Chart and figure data
--- Begin ---

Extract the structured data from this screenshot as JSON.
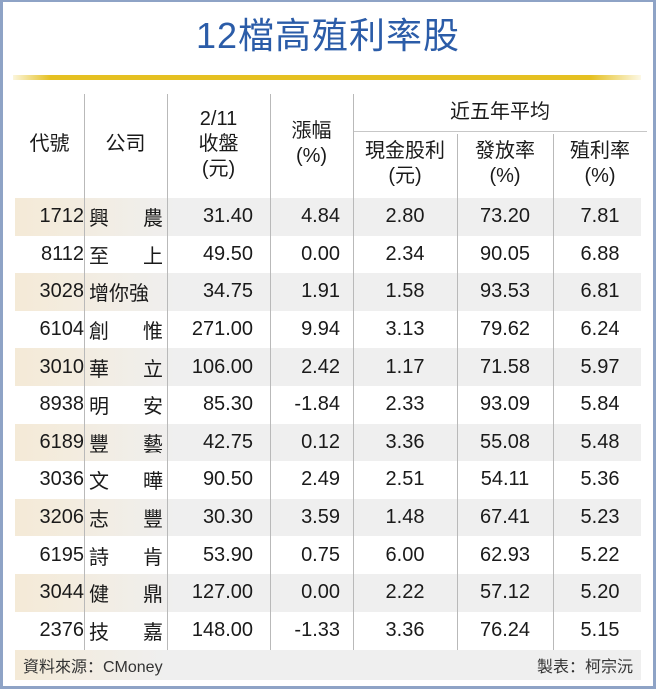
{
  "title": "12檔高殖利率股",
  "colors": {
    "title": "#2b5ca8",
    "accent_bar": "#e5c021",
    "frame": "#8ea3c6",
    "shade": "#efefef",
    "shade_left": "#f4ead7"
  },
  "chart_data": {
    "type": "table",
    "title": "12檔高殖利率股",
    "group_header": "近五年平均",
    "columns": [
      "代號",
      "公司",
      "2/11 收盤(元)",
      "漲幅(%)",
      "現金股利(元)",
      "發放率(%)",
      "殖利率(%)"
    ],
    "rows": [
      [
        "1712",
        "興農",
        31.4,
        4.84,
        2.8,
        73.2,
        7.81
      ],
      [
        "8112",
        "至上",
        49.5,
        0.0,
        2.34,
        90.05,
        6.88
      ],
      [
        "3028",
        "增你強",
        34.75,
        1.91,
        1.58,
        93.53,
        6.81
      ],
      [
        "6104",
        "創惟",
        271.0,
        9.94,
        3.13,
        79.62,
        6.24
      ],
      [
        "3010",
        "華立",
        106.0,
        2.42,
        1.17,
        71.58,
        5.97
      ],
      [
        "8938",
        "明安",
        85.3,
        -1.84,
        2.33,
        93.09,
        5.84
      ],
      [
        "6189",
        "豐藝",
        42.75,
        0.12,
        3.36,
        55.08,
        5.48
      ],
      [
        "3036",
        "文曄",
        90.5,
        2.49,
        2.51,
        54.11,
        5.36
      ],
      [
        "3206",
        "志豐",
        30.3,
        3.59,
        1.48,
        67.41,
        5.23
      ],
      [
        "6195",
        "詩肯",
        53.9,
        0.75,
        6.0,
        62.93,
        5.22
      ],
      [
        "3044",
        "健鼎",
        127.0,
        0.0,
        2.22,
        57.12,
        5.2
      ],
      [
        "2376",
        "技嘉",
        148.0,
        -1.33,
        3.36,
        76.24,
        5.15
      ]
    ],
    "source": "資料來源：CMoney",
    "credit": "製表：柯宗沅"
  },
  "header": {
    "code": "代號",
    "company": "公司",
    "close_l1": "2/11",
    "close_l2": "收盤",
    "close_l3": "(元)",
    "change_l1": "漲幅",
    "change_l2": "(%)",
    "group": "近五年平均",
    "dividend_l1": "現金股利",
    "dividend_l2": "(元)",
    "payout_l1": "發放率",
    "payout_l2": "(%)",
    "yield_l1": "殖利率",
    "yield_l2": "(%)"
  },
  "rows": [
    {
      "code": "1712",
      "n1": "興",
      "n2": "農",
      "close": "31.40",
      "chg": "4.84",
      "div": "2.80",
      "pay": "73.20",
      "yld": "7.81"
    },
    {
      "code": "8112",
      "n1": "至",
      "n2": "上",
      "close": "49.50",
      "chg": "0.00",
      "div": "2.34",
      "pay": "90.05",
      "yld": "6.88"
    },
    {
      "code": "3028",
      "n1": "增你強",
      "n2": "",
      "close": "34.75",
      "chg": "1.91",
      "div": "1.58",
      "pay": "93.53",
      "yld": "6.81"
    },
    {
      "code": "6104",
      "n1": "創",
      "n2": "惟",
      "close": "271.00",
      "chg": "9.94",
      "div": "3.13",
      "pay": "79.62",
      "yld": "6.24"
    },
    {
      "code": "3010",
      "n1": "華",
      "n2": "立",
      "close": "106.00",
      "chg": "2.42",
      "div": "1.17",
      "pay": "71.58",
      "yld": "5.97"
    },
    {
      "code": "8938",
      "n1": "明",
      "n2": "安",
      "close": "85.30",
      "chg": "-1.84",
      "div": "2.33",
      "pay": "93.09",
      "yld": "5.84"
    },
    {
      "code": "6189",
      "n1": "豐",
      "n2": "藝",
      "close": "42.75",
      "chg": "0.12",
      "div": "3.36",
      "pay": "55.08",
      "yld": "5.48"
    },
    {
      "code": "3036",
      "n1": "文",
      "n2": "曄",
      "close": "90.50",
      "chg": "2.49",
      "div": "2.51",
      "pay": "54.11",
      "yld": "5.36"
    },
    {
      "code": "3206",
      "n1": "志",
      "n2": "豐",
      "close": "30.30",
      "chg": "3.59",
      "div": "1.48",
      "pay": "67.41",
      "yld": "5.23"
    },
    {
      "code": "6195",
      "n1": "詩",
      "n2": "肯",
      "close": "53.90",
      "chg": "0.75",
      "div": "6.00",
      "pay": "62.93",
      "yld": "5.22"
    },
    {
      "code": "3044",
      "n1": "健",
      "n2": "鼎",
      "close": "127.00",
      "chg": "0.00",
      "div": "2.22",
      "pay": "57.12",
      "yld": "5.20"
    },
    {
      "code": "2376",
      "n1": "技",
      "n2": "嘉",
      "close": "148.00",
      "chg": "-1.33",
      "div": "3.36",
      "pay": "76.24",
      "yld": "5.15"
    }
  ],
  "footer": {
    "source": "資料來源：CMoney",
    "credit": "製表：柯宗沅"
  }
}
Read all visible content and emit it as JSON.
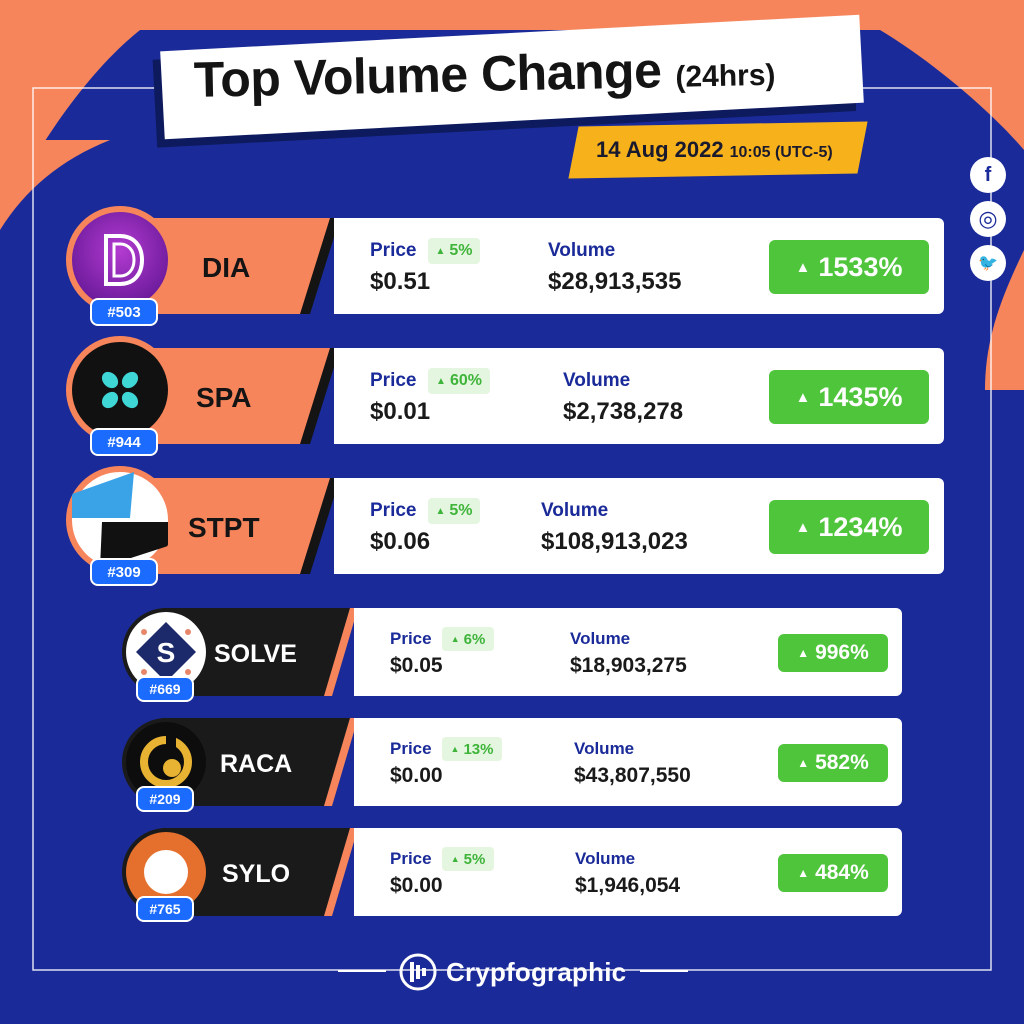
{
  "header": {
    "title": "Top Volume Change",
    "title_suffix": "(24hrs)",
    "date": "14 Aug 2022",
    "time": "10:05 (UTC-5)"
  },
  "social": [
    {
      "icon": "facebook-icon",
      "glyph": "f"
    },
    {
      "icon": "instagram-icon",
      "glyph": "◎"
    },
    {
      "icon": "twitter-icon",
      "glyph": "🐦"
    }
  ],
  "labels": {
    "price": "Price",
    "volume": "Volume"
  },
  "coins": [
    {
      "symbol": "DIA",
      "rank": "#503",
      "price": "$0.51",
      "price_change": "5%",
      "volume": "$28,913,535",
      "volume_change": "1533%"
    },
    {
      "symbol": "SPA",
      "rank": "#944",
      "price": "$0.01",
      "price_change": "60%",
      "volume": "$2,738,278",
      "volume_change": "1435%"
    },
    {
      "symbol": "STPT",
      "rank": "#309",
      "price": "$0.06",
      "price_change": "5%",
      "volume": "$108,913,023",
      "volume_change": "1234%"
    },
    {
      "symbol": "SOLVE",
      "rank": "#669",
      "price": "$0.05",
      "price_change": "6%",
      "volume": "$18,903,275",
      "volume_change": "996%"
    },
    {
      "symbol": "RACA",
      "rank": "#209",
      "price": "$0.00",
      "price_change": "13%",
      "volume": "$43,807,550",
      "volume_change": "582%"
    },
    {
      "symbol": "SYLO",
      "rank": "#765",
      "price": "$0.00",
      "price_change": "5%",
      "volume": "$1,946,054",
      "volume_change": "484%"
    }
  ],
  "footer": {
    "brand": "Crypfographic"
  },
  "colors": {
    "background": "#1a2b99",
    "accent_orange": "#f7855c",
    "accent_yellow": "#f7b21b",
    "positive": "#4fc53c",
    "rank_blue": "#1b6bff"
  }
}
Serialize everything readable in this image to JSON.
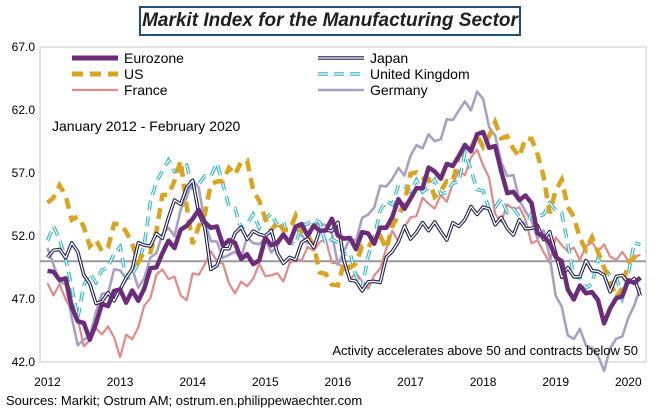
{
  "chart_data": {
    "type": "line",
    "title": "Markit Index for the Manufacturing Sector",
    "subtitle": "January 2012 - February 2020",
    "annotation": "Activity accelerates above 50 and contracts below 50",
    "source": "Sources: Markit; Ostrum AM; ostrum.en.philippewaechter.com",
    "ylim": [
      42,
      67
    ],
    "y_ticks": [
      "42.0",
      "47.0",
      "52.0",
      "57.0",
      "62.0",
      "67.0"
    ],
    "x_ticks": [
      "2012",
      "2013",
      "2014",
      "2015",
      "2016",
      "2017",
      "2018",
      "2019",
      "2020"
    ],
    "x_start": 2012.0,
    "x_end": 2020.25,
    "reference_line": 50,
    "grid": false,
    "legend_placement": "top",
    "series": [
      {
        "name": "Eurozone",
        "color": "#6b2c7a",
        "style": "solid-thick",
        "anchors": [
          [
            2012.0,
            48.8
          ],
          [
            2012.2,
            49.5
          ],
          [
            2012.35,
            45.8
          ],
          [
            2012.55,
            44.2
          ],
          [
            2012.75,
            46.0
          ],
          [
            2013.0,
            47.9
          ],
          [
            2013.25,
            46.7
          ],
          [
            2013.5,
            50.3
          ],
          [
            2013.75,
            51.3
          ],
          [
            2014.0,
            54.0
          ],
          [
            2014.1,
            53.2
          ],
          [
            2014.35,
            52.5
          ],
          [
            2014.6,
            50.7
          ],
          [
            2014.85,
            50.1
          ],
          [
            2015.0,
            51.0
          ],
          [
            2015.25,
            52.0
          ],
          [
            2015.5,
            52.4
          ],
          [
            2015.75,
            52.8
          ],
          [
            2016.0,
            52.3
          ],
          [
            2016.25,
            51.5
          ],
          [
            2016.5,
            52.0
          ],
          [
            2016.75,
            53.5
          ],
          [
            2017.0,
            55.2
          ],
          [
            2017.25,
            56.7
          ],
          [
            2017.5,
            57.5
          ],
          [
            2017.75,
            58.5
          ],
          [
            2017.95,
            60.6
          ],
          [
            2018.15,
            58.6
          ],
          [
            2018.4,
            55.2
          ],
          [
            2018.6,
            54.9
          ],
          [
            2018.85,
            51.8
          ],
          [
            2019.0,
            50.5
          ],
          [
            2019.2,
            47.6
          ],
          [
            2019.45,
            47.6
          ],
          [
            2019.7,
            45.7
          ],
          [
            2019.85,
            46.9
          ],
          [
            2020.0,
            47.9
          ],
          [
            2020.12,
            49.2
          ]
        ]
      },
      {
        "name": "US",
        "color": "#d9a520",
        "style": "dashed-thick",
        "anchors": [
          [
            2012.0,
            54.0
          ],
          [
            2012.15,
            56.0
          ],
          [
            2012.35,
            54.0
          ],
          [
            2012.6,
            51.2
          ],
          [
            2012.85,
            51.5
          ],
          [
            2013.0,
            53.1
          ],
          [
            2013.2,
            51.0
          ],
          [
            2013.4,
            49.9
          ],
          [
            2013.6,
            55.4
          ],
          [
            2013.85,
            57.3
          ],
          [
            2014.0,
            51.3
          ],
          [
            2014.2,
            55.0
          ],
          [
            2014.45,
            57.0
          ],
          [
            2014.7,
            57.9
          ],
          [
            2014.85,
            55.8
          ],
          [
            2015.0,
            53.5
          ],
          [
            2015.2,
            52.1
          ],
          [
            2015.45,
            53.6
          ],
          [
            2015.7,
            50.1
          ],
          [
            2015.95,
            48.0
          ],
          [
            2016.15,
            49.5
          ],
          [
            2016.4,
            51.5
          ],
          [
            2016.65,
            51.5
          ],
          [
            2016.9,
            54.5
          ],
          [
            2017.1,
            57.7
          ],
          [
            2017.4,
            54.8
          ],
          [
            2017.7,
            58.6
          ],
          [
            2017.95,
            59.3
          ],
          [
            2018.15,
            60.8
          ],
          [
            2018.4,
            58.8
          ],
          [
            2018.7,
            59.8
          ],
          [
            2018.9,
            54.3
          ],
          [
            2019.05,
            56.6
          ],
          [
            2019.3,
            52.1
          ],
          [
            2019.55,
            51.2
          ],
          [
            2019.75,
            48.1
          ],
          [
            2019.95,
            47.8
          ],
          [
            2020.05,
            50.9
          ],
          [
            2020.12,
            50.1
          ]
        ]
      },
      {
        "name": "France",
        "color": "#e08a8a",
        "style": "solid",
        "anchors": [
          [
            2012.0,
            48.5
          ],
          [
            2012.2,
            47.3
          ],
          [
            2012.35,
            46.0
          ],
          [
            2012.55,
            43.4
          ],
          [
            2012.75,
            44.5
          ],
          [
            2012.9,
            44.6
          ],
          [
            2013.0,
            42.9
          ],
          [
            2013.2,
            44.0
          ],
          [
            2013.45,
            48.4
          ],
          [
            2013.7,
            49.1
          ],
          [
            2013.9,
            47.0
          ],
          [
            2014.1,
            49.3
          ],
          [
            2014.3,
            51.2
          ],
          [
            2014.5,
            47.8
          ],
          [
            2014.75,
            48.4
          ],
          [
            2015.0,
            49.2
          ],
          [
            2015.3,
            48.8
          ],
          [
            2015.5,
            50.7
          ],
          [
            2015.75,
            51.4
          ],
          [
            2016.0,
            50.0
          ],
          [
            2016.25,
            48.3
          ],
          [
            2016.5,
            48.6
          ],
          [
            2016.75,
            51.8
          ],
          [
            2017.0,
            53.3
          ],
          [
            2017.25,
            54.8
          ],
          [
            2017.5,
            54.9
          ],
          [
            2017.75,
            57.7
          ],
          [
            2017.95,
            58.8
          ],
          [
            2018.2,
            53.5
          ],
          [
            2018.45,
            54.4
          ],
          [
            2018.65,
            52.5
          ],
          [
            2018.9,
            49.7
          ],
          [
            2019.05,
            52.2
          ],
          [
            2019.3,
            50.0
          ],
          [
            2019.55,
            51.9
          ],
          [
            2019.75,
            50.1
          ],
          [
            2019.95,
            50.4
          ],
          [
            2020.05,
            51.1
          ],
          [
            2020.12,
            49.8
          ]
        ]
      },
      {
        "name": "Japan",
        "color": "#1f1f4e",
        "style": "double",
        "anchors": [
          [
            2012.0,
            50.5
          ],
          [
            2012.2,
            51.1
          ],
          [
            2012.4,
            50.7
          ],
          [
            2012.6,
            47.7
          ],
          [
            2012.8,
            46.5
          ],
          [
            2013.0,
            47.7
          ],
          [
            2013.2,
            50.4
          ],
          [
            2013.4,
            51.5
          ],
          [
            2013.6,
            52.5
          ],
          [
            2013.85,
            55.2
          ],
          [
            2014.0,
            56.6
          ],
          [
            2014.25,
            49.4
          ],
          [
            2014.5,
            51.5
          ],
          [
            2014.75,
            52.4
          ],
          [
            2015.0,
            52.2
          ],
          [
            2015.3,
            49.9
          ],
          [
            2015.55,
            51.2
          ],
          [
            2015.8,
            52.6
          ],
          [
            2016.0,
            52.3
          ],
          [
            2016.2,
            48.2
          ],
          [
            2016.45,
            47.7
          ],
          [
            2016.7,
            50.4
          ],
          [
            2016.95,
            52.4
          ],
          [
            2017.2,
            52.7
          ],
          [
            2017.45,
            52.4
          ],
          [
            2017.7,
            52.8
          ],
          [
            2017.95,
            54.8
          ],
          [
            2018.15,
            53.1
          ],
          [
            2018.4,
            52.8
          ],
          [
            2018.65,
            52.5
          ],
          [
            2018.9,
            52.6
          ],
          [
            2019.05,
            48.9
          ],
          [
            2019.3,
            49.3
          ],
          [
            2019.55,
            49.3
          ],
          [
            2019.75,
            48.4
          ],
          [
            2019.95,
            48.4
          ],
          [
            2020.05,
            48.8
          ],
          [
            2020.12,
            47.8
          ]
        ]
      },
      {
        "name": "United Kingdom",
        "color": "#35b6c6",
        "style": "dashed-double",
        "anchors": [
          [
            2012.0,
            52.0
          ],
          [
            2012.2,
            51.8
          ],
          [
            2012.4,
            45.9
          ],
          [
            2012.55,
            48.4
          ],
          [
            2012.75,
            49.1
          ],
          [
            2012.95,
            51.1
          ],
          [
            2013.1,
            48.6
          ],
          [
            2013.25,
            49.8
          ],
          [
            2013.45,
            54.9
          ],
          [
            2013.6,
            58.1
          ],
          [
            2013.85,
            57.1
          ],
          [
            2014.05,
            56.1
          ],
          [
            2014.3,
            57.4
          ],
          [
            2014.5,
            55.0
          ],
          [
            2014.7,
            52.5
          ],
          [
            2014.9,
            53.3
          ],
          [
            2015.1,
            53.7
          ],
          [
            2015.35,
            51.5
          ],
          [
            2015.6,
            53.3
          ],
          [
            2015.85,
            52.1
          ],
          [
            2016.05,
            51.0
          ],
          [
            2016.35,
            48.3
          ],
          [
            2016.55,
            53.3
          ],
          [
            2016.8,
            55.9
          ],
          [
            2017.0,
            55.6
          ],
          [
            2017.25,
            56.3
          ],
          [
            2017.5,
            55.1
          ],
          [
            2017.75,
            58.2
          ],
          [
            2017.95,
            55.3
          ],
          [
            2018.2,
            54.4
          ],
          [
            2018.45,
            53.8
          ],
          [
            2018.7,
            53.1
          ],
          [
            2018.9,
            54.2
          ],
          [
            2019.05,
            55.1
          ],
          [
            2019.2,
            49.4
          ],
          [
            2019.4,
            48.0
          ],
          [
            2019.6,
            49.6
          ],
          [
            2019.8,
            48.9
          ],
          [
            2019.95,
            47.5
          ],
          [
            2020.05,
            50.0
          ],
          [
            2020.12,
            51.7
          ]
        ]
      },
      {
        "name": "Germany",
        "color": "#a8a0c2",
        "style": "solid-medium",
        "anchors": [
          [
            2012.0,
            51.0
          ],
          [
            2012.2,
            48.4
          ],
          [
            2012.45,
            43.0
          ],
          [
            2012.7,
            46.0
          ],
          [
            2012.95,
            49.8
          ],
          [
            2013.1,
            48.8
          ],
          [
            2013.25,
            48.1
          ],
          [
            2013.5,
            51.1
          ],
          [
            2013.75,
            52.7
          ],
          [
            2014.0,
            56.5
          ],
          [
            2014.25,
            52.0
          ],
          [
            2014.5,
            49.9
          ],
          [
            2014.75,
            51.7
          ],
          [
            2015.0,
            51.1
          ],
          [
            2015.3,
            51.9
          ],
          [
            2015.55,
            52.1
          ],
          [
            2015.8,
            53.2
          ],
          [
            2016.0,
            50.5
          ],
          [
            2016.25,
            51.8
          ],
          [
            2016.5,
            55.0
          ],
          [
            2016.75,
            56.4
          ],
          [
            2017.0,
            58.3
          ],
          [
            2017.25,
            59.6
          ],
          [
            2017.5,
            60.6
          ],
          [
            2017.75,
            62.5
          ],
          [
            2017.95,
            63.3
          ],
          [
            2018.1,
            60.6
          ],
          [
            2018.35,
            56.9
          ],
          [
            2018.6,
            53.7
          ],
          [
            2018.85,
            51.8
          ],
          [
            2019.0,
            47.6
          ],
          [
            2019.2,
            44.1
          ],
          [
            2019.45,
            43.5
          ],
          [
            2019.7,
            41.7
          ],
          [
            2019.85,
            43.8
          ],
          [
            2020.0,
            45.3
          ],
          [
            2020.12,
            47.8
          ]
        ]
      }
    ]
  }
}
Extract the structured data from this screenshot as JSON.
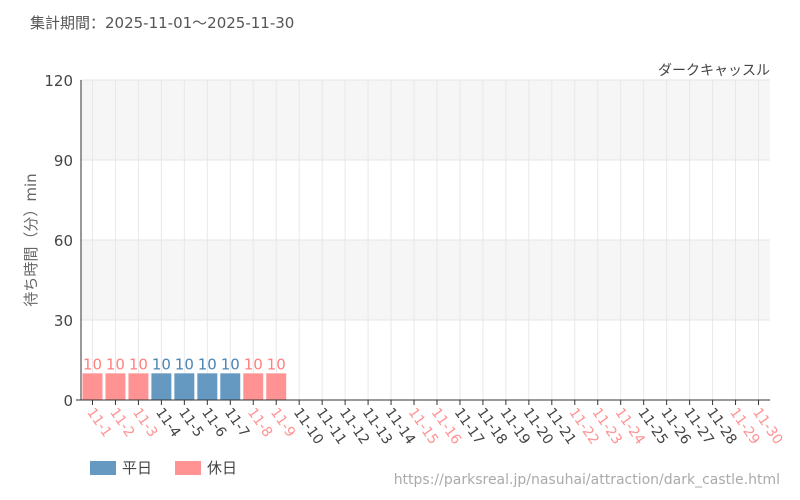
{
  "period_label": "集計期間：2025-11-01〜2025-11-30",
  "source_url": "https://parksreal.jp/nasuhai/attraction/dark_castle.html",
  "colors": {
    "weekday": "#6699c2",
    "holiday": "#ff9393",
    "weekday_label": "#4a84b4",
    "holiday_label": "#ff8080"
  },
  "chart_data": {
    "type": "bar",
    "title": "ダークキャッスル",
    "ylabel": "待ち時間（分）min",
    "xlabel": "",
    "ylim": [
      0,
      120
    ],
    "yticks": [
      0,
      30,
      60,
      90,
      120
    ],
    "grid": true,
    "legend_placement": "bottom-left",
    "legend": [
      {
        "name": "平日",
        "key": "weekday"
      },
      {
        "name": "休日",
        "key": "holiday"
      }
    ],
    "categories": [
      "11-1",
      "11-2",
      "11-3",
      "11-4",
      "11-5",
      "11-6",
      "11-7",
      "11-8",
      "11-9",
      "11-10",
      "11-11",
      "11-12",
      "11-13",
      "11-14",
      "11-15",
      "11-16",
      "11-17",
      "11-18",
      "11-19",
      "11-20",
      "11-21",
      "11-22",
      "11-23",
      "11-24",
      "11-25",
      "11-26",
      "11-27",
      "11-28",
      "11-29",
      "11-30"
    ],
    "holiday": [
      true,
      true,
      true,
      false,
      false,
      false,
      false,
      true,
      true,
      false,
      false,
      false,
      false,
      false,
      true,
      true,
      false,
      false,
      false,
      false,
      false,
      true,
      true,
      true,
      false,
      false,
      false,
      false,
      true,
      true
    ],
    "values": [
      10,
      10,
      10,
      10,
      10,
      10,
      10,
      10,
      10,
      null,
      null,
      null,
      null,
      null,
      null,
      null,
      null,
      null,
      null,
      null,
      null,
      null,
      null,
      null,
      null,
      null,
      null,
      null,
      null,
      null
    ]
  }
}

--- End ---

# Stated problem
Pick out the lines that include the word "dashed" and write them out.

# The output
        "style": "dashed-thick",
        "style": "dashed-double",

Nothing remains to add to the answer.